INFORMATION GIVEN:
::::::

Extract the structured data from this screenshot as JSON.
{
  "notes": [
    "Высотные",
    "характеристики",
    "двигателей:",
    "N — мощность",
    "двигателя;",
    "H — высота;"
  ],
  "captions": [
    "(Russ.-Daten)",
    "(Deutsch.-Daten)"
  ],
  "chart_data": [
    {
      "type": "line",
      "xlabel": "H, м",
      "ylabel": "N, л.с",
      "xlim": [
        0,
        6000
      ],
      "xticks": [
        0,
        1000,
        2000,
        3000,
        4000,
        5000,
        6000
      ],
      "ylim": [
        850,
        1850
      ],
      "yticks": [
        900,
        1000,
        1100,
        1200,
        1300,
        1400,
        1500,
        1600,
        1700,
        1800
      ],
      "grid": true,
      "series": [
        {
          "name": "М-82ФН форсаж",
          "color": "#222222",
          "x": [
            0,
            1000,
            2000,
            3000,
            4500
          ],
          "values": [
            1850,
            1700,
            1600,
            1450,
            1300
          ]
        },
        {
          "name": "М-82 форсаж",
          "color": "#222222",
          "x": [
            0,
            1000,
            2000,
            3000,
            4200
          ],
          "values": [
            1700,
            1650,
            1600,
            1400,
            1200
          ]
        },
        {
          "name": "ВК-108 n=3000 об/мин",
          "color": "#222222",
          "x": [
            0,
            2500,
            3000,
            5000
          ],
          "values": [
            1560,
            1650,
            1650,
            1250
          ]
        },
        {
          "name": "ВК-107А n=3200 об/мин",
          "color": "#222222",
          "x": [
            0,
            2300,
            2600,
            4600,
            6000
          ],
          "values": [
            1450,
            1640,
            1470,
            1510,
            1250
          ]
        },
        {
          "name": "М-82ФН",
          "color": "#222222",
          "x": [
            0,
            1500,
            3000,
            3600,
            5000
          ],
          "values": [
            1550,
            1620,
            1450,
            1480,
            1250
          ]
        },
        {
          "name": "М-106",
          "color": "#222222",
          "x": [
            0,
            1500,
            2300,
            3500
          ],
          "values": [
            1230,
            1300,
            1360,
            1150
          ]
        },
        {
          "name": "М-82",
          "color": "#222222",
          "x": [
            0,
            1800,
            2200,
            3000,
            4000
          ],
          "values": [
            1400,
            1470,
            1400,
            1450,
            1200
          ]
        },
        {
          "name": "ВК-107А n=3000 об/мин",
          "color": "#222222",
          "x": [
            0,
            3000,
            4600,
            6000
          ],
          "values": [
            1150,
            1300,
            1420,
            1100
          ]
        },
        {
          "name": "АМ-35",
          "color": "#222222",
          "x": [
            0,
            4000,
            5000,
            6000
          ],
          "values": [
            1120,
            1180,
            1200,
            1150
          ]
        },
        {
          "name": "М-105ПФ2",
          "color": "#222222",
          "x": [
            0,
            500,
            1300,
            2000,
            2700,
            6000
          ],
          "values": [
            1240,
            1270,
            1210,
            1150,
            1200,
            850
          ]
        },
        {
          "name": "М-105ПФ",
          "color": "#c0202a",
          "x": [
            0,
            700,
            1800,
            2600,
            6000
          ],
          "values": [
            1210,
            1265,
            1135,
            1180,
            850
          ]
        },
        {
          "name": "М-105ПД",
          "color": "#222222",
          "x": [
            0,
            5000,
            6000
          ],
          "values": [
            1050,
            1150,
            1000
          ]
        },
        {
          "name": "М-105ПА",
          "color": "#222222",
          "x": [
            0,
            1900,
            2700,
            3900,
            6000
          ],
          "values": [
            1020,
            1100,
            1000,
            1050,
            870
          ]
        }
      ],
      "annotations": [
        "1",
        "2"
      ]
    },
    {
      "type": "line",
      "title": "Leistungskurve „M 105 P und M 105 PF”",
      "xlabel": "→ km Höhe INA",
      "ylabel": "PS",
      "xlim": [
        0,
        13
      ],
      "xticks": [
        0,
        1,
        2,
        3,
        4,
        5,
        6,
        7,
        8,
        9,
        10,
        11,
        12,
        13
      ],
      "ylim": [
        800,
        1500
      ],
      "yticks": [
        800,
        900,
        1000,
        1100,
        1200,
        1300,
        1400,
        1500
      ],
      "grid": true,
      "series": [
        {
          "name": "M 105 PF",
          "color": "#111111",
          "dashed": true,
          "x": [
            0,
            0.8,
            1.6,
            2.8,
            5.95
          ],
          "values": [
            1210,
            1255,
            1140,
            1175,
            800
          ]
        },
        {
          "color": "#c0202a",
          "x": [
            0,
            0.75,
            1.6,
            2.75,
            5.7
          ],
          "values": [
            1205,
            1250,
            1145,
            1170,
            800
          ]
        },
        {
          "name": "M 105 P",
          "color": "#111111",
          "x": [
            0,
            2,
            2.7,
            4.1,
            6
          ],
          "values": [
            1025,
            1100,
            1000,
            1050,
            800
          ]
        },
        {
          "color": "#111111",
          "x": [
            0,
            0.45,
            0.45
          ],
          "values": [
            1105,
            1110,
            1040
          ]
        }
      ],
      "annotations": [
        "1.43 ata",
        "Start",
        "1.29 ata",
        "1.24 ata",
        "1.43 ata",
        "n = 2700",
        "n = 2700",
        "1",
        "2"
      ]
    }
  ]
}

::::::

PROBLEM REQUIREMENTS: Reproduce the listing in full. Keep it exactly as written.

THE ANSWER:
Extract the structured data from this screenshot as JSON.
{
  "notes": [
    "Высотные",
    "характеристики",
    "двигателей:",
    "N — мощность",
    "двигателя;",
    "H — высота;"
  ],
  "captions": [
    "(Russ.-Daten)",
    "(Deutsch.-Daten)"
  ],
  "chart_data": [
    {
      "type": "line",
      "xlabel": "H, м",
      "ylabel": "N, л.с",
      "xlim": [
        0,
        6000
      ],
      "xticks": [
        0,
        1000,
        2000,
        3000,
        4000,
        5000,
        6000
      ],
      "ylim": [
        850,
        1850
      ],
      "yticks": [
        900,
        1000,
        1100,
        1200,
        1300,
        1400,
        1500,
        1600,
        1700,
        1800
      ],
      "grid": true,
      "series": [
        {
          "name": "М-82ФН форсаж",
          "color": "#222222",
          "x": [
            0,
            1000,
            2000,
            3000,
            4500
          ],
          "values": [
            1850,
            1700,
            1600,
            1450,
            1300
          ]
        },
        {
          "name": "М-82 форсаж",
          "color": "#222222",
          "x": [
            0,
            1000,
            2000,
            3000,
            4200
          ],
          "values": [
            1700,
            1650,
            1600,
            1400,
            1200
          ]
        },
        {
          "name": "ВК-108 n=3000 об/мин",
          "color": "#222222",
          "x": [
            0,
            2500,
            3000,
            5000
          ],
          "values": [
            1560,
            1650,
            1650,
            1250
          ]
        },
        {
          "name": "ВК-107А n=3200 об/мин",
          "color": "#222222",
          "x": [
            0,
            2300,
            2600,
            4600,
            6000
          ],
          "values": [
            1450,
            1640,
            1470,
            1510,
            1250
          ]
        },
        {
          "name": "М-82ФН",
          "color": "#222222",
          "x": [
            0,
            1500,
            3000,
            3600,
            5000
          ],
          "values": [
            1550,
            1620,
            1450,
            1480,
            1250
          ]
        },
        {
          "name": "М-106",
          "color": "#222222",
          "x": [
            0,
            1500,
            2300,
            3500
          ],
          "values": [
            1230,
            1300,
            1360,
            1150
          ]
        },
        {
          "name": "М-82",
          "color": "#222222",
          "x": [
            0,
            1800,
            2200,
            3000,
            4000
          ],
          "values": [
            1400,
            1470,
            1400,
            1450,
            1200
          ]
        },
        {
          "name": "ВК-107А n=3000 об/мин",
          "color": "#222222",
          "x": [
            0,
            3000,
            4600,
            6000
          ],
          "values": [
            1150,
            1300,
            1420,
            1100
          ]
        },
        {
          "name": "АМ-35",
          "color": "#222222",
          "x": [
            0,
            4000,
            5000,
            6000
          ],
          "values": [
            1120,
            1180,
            1200,
            1150
          ]
        },
        {
          "name": "М-105ПФ2",
          "color": "#222222",
          "x": [
            0,
            500,
            1300,
            2000,
            2700,
            6000
          ],
          "values": [
            1240,
            1270,
            1210,
            1150,
            1200,
            850
          ]
        },
        {
          "name": "М-105ПФ",
          "color": "#c0202a",
          "x": [
            0,
            700,
            1800,
            2600,
            6000
          ],
          "values": [
            1210,
            1265,
            1135,
            1180,
            850
          ]
        },
        {
          "name": "М-105ПД",
          "color": "#222222",
          "x": [
            0,
            5000,
            6000
          ],
          "values": [
            1050,
            1150,
            1000
          ]
        },
        {
          "name": "М-105ПА",
          "color": "#222222",
          "x": [
            0,
            1900,
            2700,
            3900,
            6000
          ],
          "values": [
            1020,
            1100,
            1000,
            1050,
            870
          ]
        }
      ],
      "annotations": [
        "1",
        "2"
      ]
    },
    {
      "type": "line",
      "title": "Leistungskurve „M 105 P und M 105 PF”",
      "xlabel": "→ km Höhe INA",
      "ylabel": "PS",
      "xlim": [
        0,
        13
      ],
      "xticks": [
        0,
        1,
        2,
        3,
        4,
        5,
        6,
        7,
        8,
        9,
        10,
        11,
        12,
        13
      ],
      "ylim": [
        800,
        1500
      ],
      "yticks": [
        800,
        900,
        1000,
        1100,
        1200,
        1300,
        1400,
        1500
      ],
      "grid": true,
      "series": [
        {
          "name": "M 105 PF",
          "color": "#111111",
          "dashed": true,
          "x": [
            0,
            0.8,
            1.6,
            2.8,
            5.95
          ],
          "values": [
            1210,
            1255,
            1140,
            1175,
            800
          ]
        },
        {
          "color": "#c0202a",
          "x": [
            0,
            0.75,
            1.6,
            2.75,
            5.7
          ],
          "values": [
            1205,
            1250,
            1145,
            1170,
            800
          ]
        },
        {
          "name": "M 105 P",
          "color": "#111111",
          "x": [
            0,
            2,
            2.7,
            4.1,
            6
          ],
          "values": [
            1025,
            1100,
            1000,
            1050,
            800
          ]
        },
        {
          "color": "#111111",
          "x": [
            0,
            0.45,
            0.45
          ],
          "values": [
            1105,
            1110,
            1040
          ]
        }
      ],
      "annotations": [
        "1.43 ata",
        "Start",
        "1.29 ata",
        "1.24 ata",
        "1.43 ata",
        "n = 2700",
        "n = 2700",
        "1",
        "2"
      ]
    }
  ]
}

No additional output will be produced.